* **Task statement**
Retype all of the entries word for word.

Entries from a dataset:

########################################

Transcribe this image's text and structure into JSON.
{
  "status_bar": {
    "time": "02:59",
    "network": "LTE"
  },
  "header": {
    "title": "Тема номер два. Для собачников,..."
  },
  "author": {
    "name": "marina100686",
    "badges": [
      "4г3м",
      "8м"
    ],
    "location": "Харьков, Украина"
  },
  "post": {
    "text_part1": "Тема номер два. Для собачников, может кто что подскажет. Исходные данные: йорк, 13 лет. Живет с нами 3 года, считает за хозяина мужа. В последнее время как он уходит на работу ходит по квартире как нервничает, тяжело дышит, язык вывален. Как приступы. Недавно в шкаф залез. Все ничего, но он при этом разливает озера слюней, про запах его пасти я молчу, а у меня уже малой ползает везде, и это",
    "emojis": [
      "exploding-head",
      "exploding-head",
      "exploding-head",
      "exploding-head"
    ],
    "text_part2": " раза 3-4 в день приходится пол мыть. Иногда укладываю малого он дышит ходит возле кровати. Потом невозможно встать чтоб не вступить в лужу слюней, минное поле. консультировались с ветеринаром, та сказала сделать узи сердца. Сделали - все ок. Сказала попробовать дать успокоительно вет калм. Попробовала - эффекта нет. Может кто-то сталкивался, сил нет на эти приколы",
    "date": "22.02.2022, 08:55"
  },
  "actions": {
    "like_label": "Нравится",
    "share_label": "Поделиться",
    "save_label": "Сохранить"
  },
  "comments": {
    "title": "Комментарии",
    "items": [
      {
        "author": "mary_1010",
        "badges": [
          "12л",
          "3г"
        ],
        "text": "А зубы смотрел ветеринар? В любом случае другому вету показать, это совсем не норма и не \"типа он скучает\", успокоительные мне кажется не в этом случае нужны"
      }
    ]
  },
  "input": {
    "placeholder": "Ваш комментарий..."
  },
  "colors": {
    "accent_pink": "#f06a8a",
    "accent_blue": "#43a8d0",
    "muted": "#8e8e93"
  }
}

########################################

* **Complete output**
Transcribe this image's text and structure into JSON.
{
  "status_bar": {
    "time": "02:59",
    "network": "LTE"
  },
  "header": {
    "title": "Тема номер два. Для собачников,..."
  },
  "author": {
    "name": "marina100686",
    "badges": [
      "4г3м",
      "8м"
    ],
    "location": "Харьков, Украина"
  },
  "post": {
    "text_part1": "Тема номер два. Для собачников, может кто что подскажет. Исходные данные: йорк, 13 лет. Живет с нами 3 года, считает за хозяина мужа. В последнее время как он уходит на работу ходит по квартире как нервничает, тяжело дышит, язык вывален. Как приступы. Недавно в шкаф залез. Все ничего, но он при этом разливает озера слюней, про запах его пасти я молчу, а у меня уже малой ползает везде, и это",
    "emojis": [
      "exploding-head",
      "exploding-head",
      "exploding-head",
      "exploding-head"
    ],
    "text_part2": " раза 3-4 в день приходится пол мыть. Иногда укладываю малого он дышит ходит возле кровати. Потом невозможно встать чтоб не вступить в лужу слюней, минное поле. консультировались с ветеринаром, та сказала сделать узи сердца. Сделали - все ок. Сказала попробовать дать успокоительно вет калм. Попробовала - эффекта нет. Может кто-то сталкивался, сил нет на эти приколы",
    "date": "22.02.2022, 08:55"
  },
  "actions": {
    "like_label": "Нравится",
    "share_label": "Поделиться",
    "save_label": "Сохранить"
  },
  "comments": {
    "title": "Комментарии",
    "items": [
      {
        "author": "mary_1010",
        "badges": [
          "12л",
          "3г"
        ],
        "text": "А зубы смотрел ветеринар? В любом случае другому вету показать, это совсем не норма и не \"типа он скучает\", успокоительные мне кажется не в этом случае нужны"
      }
    ]
  },
  "input": {
    "placeholder": "Ваш комментарий..."
  },
  "colors": {
    "accent_pink": "#f06a8a",
    "accent_blue": "#43a8d0",
    "muted": "#8e8e93"
  }
}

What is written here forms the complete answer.